(Supplied information)
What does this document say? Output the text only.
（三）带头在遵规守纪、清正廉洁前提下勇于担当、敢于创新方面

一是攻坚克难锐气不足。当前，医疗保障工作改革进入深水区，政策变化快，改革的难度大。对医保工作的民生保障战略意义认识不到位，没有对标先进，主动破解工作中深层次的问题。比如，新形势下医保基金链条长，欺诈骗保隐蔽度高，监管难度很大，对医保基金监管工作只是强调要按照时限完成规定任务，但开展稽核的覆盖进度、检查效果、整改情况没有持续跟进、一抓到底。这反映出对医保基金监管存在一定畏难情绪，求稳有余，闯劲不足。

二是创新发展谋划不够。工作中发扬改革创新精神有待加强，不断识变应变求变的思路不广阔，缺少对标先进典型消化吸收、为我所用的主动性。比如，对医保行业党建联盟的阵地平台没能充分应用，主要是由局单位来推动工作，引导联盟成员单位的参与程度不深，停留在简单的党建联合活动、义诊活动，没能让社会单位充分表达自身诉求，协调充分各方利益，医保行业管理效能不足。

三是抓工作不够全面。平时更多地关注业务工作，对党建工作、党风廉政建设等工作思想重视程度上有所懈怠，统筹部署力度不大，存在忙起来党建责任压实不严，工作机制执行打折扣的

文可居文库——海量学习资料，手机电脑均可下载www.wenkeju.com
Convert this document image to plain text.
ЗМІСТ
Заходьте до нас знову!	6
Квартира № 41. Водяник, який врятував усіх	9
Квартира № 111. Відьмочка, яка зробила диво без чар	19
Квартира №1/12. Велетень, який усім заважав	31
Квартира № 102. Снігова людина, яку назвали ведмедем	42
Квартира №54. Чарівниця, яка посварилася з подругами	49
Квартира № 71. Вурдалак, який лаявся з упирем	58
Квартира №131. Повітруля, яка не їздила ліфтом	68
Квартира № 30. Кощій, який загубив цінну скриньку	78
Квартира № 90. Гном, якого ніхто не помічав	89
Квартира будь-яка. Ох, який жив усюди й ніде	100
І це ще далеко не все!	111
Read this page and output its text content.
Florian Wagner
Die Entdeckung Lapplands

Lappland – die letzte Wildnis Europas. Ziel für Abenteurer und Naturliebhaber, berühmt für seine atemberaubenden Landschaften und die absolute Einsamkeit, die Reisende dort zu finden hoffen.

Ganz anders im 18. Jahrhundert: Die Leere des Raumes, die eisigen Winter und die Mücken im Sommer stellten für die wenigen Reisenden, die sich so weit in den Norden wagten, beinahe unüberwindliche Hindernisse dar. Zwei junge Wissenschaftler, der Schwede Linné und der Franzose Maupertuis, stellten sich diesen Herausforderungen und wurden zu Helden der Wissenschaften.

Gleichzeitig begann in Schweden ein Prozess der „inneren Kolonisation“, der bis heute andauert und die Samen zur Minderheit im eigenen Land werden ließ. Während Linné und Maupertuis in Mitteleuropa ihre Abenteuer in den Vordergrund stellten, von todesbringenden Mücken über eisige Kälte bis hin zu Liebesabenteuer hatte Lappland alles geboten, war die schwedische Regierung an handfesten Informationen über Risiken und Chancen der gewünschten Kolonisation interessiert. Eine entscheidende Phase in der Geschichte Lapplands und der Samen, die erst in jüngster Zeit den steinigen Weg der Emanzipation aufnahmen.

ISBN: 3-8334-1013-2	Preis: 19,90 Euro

(Exercise task)
Copy every line of the listing that contains the word "Квартира".

(The solution)
Квартира № 41. Водяник, який врятував усіх	9
Квартира № 111. Відьмочка, яка зробила диво без чар	19
Квартира №1/12. Велетень, який усім заважав	31
Квартира № 102. Снігова людина, яку назвали ведмедем	42
Квартира №54. Чарівниця, яка посварилася з подругами	49
Квартира № 71. Вурдалак, який лаявся з упирем	58
Квартира №131. Повітруля, яка не їздила ліфтом	68
Квартира № 30. Кощій, який загубив цінну скриньку	78
Квартира № 90. Гном, якого ніхто не помічав	89
Квартира будь-яка. Ох, який жив усюди й ніде	100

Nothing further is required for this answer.